— start —

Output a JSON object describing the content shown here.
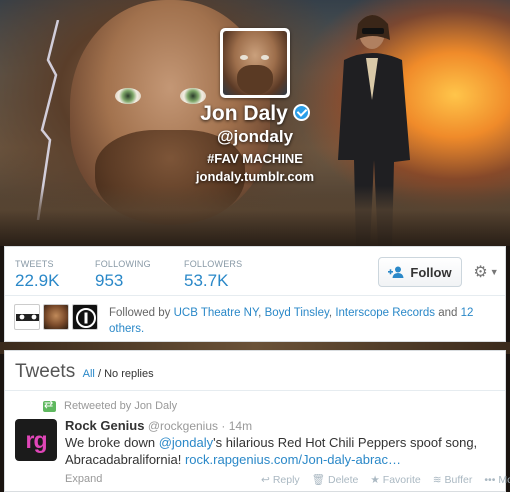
{
  "profile": {
    "name": "Jon Daly",
    "handle": "@jondaly",
    "bio": "#FAV MACHINE",
    "website": "jondaly.tumblr.com"
  },
  "stats": [
    {
      "label": "TWEETS",
      "value": "22.9K"
    },
    {
      "label": "FOLLOWING",
      "value": "953"
    },
    {
      "label": "FOLLOWERS",
      "value": "53.7K"
    }
  ],
  "actions": {
    "follow_label": "Follow"
  },
  "followed_by": {
    "prefix": "Followed by",
    "names": [
      "UCB Theatre NY",
      "Boyd Tinsley",
      "Interscope Records"
    ],
    "and_text": "and",
    "others_link": "12 others.",
    "thumb1_caption": "UCB THEATRE NEW YORK"
  },
  "tweets_section": {
    "title": "Tweets",
    "filter_all": "All",
    "filter_sep": "/",
    "filter_no_replies": "No replies"
  },
  "tweet": {
    "retweeted_by": "Retweeted by Jon Daly",
    "avatar_text": "rg",
    "author_name": "Rock Genius",
    "author_handle": "@rockgenius",
    "time": "14m",
    "text_part1": "We broke down ",
    "mention": "@jondaly",
    "text_part2": "'s hilarious Red Hot Chili Peppers spoof song, Abracadabralifornia! ",
    "link": "rock.rapgenius.com/Jon-daly-abrac…",
    "expand": "Expand",
    "action_reply": "Reply",
    "action_delete": "Delete",
    "action_favorite": "Favorite",
    "action_buffer": "Buffer",
    "action_more": "More"
  },
  "colors": {
    "link_blue": "#2a88c8",
    "verified_blue": "#2b9ee8",
    "retweet_green": "#5fb85f",
    "rg_pink": "#e046b8"
  }
}
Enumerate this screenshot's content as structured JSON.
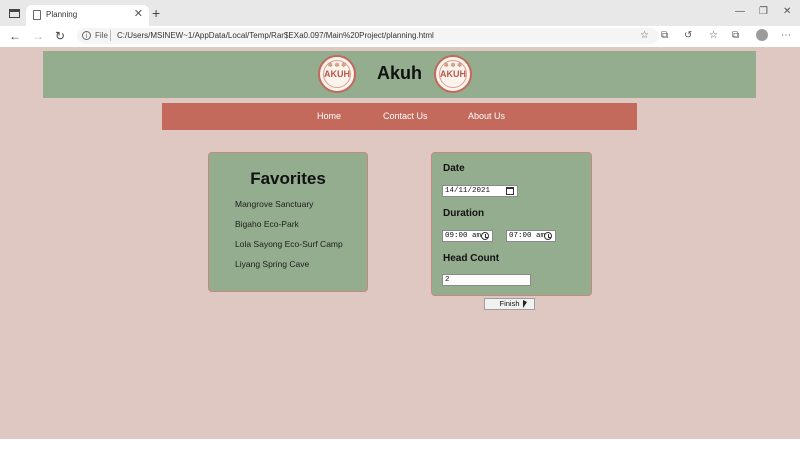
{
  "browser": {
    "tab_title": "Planning",
    "tab_close": "✕",
    "new_tab": "+",
    "minimize": "—",
    "restore": "❐",
    "close": "✕",
    "back": "←",
    "forward": "→",
    "refresh": "↻",
    "info_glyph": "i",
    "file_label": "File",
    "url": "C:/Users/MSINEW~1/AppData/Local/Temp/Rar$EXa0.097/Main%20Project/planning.html",
    "favorite_glyph": "☆",
    "toolbar_glyphs": [
      "⧉",
      "↺",
      "☆",
      "⧉",
      "⋯"
    ]
  },
  "header": {
    "title": "Akuh",
    "logo_text": "AKUH",
    "logo_sprig": "✽ ✽ ✽"
  },
  "nav": {
    "items": [
      {
        "label": "Home"
      },
      {
        "label": "Contact Us"
      },
      {
        "label": "About Us"
      }
    ]
  },
  "favorites": {
    "title": "Favorites",
    "items": [
      "Mangrove Sanctuary",
      "Bigaho Eco-Park",
      "Lola Sayong Eco-Surf Camp",
      "Liyang Spring Cave"
    ]
  },
  "planning": {
    "date_label": "Date",
    "date_value": "14/11/2021",
    "duration_label": "Duration",
    "start_time": "09:00 am",
    "end_time": "07:00 am",
    "headcount_label": "Head Count",
    "headcount_value": "2",
    "finish_label": "Finish"
  },
  "colors": {
    "page_bg": "#dfc8c1",
    "header_bg": "#94ad8e",
    "nav_bg": "#c46a5c",
    "logo_red": "#c1695b"
  }
}
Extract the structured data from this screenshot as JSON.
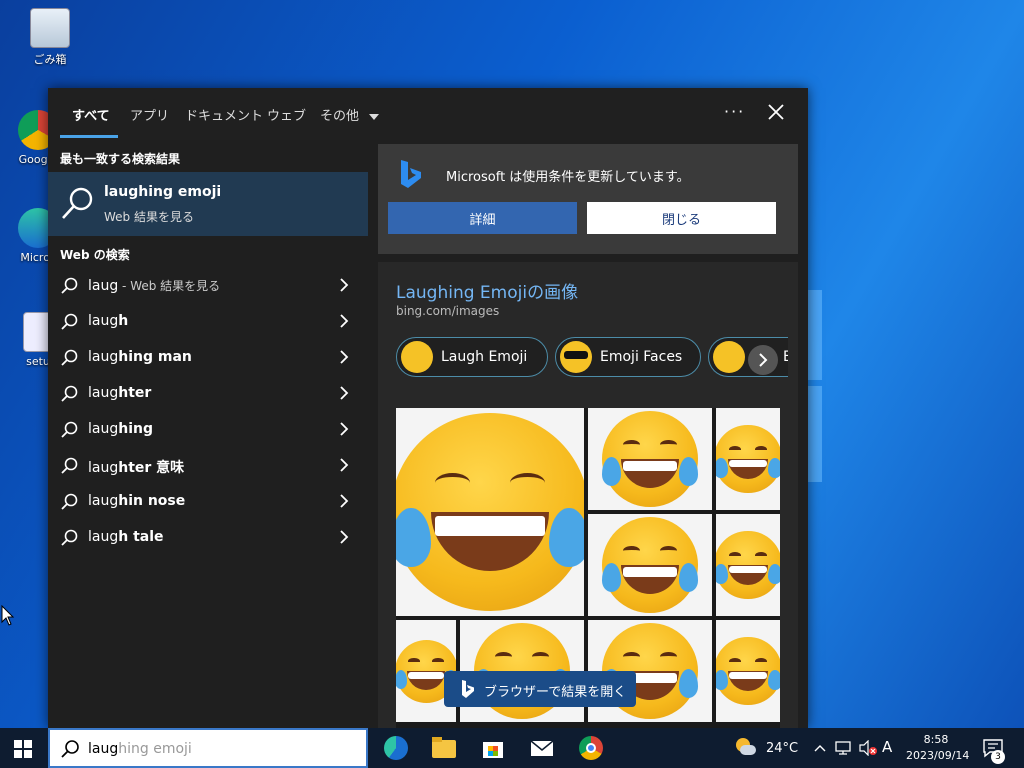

— end —

Problem statement: Reproduce the material word for word, minus the images.

Response:
Output a JSON object describing the content shown here.
{
  "profile": {
    "name": "Jon Daly",
    "handle": "@jondaly",
    "bio": "#FAV MACHINE",
    "website": "jondaly.tumblr.com"
  },
  "stats": [
    {
      "label": "TWEETS",
      "value": "22.9K"
    },
    {
      "label": "FOLLOWING",
      "value": "953"
    },
    {
      "label": "FOLLOWERS",
      "value": "53.7K"
    }
  ],
  "actions": {
    "follow_label": "Follow"
  },
  "followed_by": {
    "prefix": "Followed by",
    "names": [
      "UCB Theatre NY",
      "Boyd Tinsley",
      "Interscope Records"
    ],
    "and_text": "and",
    "others_link": "12 others.",
    "thumb1_caption": "UCB THEATRE NEW YORK"
  },
  "tweets_section": {
    "title": "Tweets",
    "filter_all": "All",
    "filter_sep": "/",
    "filter_no_replies": "No replies"
  },
  "tweet": {
    "retweeted_by": "Retweeted by Jon Daly",
    "avatar_text": "rg",
    "author_name": "Rock Genius",
    "author_handle": "@rockgenius",
    "time": "14m",
    "text_part1": "We broke down ",
    "mention": "@jondaly",
    "text_part2": "'s hilarious Red Hot Chili Peppers spoof song, Abracadabralifornia! ",
    "link": "rock.rapgenius.com/Jon-daly-abrac…",
    "expand": "Expand",
    "action_reply": "Reply",
    "action_delete": "Delete",
    "action_favorite": "Favorite",
    "action_buffer": "Buffer",
    "action_more": "More"
  },
  "colors": {
    "link_blue": "#2a88c8",
    "verified_blue": "#2b9ee8",
    "retweet_green": "#5fb85f",
    "rg_pink": "#e046b8"
  }
}
Enumerate this screenshot's content as structured JSON.
{
  "browser": {
    "tab_title": "Planning",
    "tab_close": "✕",
    "new_tab": "+",
    "minimize": "—",
    "restore": "❐",
    "close": "✕",
    "back": "←",
    "forward": "→",
    "refresh": "↻",
    "info_glyph": "i",
    "file_label": "File",
    "url": "C:/Users/MSINEW~1/AppData/Local/Temp/Rar$EXa0.097/Main%20Project/planning.html",
    "favorite_glyph": "☆",
    "toolbar_glyphs": [
      "⧉",
      "↺",
      "☆",
      "⧉",
      "⋯"
    ]
  },
  "header": {
    "title": "Akuh",
    "logo_text": "AKUH",
    "logo_sprig": "✽ ✽ ✽"
  },
  "nav": {
    "items": [
      {
        "label": "Home"
      },
      {
        "label": "Contact Us"
      },
      {
        "label": "About Us"
      }
    ]
  },
  "favorites": {
    "title": "Favorites",
    "items": [
      "Mangrove Sanctuary",
      "Bigaho Eco-Park",
      "Lola Sayong Eco-Surf Camp",
      "Liyang Spring Cave"
    ]
  },
  "planning": {
    "date_label": "Date",
    "date_value": "14/11/2021",
    "duration_label": "Duration",
    "start_time": "09:00 am",
    "end_time": "07:00 am",
    "headcount_label": "Head Count",
    "headcount_value": "2",
    "finish_label": "Finish"
  },
  "colors": {
    "page_bg": "#dfc8c1",
    "header_bg": "#94ad8e",
    "nav_bg": "#c46a5c",
    "logo_red": "#c1695b"
  }
}
Extract the structured data from this screenshot as JSON.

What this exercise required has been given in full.